#### WORK TO DO:
Extract and list every line that contains the word "alcool".
* Begin DATASET EXCERPTS *
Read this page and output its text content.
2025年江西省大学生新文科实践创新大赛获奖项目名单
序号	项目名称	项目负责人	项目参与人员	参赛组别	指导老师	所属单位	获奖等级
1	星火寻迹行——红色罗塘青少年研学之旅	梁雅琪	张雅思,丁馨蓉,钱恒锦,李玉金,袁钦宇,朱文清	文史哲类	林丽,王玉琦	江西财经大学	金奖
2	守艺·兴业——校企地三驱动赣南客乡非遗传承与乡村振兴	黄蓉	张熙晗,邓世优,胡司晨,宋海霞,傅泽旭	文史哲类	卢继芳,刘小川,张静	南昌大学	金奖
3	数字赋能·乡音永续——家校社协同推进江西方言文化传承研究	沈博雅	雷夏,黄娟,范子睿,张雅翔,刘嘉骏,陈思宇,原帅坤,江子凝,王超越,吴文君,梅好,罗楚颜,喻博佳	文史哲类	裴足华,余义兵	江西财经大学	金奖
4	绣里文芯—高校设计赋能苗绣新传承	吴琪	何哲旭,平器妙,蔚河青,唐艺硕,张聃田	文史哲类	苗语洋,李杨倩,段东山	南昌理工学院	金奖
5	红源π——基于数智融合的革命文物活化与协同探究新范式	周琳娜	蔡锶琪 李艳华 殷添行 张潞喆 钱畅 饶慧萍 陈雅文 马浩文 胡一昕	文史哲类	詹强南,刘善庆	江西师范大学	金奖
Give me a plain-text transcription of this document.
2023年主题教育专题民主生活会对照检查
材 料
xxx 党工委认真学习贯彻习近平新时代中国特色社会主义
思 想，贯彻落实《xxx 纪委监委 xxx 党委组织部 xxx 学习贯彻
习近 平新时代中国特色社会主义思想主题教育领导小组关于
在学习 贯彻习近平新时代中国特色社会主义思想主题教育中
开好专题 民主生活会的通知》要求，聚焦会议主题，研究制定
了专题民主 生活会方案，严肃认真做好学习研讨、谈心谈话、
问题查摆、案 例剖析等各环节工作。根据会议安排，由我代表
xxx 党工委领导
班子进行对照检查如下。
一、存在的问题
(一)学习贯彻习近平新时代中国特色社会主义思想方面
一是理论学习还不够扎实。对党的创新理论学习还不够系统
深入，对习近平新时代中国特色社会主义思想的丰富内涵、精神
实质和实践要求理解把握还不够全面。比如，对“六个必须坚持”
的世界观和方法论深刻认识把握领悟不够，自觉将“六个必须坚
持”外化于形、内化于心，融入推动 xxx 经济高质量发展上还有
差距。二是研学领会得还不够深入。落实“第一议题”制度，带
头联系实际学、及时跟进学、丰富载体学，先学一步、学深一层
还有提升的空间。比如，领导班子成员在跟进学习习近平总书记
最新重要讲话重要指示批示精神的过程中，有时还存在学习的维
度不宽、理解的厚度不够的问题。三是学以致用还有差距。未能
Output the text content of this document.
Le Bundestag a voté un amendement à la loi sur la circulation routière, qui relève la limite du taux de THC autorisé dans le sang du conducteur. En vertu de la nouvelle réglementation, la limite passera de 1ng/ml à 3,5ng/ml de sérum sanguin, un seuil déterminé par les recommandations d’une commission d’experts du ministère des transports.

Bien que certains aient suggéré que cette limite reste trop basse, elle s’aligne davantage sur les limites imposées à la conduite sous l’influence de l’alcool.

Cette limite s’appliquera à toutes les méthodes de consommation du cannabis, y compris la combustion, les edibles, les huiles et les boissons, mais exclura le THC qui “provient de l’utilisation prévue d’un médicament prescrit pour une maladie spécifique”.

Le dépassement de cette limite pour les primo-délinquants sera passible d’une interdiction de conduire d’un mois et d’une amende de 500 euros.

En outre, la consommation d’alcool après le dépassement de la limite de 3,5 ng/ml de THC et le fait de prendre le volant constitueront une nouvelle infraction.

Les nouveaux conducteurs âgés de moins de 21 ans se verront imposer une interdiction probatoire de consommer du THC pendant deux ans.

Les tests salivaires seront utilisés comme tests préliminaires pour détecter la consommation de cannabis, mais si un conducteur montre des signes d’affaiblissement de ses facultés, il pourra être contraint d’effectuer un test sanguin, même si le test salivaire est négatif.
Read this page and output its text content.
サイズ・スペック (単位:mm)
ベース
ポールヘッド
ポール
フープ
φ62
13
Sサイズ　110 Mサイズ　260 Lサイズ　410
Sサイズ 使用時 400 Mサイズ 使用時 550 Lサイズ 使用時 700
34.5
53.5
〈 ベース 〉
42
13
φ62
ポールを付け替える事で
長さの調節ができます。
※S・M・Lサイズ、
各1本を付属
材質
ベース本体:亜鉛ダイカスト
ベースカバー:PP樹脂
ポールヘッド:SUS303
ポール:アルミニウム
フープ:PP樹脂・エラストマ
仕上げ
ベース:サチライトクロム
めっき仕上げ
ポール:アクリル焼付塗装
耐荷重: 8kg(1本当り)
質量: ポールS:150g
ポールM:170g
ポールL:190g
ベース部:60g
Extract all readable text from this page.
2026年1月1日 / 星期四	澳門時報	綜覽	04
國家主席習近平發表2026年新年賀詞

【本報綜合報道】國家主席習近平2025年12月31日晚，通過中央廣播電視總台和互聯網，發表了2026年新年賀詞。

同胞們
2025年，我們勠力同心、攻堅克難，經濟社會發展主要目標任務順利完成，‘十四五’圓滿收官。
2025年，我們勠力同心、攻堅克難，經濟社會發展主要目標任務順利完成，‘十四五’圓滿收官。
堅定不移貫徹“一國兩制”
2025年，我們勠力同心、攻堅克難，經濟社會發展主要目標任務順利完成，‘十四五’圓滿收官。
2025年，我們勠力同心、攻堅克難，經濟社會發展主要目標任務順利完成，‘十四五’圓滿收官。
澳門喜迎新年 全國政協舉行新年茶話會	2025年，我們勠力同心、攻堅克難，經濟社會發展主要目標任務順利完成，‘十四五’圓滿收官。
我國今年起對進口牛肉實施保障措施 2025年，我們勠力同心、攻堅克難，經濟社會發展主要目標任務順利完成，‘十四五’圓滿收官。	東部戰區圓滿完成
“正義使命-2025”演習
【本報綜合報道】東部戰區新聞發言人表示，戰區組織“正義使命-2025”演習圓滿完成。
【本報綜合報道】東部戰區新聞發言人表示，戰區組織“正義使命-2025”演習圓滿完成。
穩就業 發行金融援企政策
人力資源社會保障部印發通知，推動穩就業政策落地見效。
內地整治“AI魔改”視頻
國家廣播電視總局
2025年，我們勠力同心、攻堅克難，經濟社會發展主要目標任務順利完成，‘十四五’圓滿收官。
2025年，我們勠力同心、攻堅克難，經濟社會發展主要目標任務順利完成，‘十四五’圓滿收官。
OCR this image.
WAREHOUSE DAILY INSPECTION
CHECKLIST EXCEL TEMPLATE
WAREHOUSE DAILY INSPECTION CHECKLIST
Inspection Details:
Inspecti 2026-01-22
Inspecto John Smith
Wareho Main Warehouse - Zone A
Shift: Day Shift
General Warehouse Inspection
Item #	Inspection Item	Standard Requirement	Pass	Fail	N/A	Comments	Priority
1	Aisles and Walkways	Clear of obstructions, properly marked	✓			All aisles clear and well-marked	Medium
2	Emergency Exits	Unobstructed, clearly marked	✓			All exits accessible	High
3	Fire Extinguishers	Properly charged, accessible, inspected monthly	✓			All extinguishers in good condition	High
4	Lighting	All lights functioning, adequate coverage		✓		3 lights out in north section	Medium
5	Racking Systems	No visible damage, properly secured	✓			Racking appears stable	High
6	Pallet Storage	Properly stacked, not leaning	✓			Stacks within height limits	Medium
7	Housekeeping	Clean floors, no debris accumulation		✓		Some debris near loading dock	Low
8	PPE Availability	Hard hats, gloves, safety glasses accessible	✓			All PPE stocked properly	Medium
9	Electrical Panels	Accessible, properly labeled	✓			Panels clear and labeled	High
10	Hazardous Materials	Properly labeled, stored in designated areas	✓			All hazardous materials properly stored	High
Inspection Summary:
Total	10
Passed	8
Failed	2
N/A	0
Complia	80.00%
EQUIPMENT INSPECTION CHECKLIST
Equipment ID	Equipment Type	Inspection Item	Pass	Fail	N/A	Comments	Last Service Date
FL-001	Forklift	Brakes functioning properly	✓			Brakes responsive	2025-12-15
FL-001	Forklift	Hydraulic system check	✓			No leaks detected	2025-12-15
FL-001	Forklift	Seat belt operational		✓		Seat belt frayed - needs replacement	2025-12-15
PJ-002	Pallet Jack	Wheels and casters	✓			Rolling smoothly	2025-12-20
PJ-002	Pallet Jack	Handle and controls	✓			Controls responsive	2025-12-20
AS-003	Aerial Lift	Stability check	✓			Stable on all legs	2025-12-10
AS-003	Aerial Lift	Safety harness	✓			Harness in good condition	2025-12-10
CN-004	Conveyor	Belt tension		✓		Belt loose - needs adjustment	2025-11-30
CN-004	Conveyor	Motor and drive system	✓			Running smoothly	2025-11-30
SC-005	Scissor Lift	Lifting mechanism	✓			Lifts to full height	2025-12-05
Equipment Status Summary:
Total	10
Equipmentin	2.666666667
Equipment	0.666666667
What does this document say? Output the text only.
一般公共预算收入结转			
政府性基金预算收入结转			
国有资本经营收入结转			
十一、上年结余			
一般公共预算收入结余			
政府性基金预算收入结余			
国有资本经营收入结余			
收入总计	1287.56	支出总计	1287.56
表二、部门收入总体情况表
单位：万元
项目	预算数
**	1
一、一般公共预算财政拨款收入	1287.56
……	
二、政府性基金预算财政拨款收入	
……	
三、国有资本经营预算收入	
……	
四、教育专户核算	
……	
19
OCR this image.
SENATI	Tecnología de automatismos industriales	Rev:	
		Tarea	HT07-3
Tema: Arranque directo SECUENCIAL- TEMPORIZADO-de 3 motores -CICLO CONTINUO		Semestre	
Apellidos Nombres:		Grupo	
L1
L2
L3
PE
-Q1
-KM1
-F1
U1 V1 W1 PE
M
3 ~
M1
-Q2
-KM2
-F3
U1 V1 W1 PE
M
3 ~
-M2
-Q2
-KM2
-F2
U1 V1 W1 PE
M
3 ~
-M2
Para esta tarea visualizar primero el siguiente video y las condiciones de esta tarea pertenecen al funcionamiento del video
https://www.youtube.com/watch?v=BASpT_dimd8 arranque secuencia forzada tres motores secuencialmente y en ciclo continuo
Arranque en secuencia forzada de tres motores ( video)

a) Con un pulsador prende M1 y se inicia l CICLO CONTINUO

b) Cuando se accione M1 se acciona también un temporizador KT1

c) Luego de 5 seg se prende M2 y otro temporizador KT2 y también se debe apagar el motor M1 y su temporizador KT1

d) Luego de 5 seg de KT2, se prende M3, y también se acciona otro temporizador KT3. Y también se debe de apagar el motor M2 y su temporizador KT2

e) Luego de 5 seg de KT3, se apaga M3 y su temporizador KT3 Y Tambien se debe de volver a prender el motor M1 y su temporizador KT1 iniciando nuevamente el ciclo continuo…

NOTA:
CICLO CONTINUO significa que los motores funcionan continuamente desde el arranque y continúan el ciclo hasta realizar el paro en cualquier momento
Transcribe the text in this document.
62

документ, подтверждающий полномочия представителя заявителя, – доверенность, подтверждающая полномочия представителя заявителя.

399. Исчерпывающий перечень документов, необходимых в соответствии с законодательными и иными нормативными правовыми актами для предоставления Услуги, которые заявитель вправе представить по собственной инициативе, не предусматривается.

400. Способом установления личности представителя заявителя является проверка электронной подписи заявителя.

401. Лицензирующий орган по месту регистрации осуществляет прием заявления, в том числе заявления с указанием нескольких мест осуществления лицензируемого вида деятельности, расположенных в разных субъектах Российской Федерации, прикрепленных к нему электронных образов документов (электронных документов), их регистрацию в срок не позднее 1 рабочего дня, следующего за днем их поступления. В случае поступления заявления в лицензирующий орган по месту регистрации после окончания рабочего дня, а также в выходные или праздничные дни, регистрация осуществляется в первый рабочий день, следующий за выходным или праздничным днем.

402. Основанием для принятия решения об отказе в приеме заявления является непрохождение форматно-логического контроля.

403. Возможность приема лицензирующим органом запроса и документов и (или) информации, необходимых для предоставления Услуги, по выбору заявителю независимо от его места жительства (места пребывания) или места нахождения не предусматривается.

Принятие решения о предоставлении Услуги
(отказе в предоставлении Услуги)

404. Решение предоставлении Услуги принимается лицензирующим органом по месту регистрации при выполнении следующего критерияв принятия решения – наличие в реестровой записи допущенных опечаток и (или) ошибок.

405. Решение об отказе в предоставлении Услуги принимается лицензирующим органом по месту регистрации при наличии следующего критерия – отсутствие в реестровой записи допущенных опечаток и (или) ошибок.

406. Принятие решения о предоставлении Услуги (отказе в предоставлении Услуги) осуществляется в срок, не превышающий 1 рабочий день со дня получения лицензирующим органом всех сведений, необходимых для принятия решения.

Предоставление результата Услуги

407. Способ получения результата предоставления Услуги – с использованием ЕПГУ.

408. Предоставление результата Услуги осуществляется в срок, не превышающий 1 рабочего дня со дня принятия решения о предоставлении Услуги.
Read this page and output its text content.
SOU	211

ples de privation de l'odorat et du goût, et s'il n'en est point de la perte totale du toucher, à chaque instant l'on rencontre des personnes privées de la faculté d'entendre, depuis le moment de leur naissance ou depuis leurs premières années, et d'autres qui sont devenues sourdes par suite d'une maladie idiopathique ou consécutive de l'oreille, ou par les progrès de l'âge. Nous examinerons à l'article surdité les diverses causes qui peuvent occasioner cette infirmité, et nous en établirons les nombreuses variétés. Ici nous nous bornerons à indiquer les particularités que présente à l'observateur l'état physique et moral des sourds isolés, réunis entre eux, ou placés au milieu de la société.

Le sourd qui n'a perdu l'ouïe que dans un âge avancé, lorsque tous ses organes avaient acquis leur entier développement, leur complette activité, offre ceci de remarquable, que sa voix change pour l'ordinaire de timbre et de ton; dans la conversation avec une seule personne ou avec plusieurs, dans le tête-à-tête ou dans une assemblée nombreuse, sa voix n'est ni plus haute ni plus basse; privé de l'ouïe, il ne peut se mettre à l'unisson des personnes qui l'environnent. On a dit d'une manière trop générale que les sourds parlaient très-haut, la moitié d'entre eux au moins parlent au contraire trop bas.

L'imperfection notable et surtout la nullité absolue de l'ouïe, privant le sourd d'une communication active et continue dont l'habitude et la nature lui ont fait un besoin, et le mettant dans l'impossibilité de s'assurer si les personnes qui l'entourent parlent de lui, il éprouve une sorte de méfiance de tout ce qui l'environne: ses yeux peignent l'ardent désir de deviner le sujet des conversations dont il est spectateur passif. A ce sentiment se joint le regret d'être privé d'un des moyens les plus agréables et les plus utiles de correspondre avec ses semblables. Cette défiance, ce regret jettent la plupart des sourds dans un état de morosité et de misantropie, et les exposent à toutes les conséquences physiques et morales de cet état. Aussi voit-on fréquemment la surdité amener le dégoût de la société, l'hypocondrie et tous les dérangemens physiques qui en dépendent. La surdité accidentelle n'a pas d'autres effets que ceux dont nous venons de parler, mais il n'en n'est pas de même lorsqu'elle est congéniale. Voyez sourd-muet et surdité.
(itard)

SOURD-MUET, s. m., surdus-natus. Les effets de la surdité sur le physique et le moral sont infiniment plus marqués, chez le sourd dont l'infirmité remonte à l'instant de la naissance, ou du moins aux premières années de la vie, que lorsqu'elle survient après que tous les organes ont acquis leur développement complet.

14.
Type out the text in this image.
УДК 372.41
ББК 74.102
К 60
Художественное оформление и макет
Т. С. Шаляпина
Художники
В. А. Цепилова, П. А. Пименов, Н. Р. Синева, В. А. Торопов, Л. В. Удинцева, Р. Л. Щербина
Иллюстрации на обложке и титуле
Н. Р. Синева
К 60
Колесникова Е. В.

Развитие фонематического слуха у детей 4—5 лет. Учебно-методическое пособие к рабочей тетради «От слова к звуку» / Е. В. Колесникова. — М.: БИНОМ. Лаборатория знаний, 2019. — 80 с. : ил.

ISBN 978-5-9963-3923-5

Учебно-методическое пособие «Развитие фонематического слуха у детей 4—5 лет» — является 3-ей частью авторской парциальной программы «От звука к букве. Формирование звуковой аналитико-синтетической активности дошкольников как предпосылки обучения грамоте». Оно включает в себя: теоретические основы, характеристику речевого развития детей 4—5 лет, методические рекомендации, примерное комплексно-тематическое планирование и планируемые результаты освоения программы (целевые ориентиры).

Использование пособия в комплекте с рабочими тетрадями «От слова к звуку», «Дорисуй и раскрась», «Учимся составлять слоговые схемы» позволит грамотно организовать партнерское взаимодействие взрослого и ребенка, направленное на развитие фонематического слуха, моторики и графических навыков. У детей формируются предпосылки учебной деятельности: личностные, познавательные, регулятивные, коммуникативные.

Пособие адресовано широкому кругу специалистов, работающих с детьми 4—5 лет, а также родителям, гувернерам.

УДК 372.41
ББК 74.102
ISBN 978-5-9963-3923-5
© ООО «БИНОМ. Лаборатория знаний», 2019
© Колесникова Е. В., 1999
* End DATASET EXCERPTS *
#### TASK SOLUTION:
Bien que certains aient suggéré que cette limite reste trop basse, elle s’aligne davantage sur les limites imposées à la conduite sous l’influence de l’alcool.
En outre, la consommation d’alcool après le dépassement de la limite de 3,5 ng/ml de THC et le fait de prendre le volant constitueront une nouvelle infraction.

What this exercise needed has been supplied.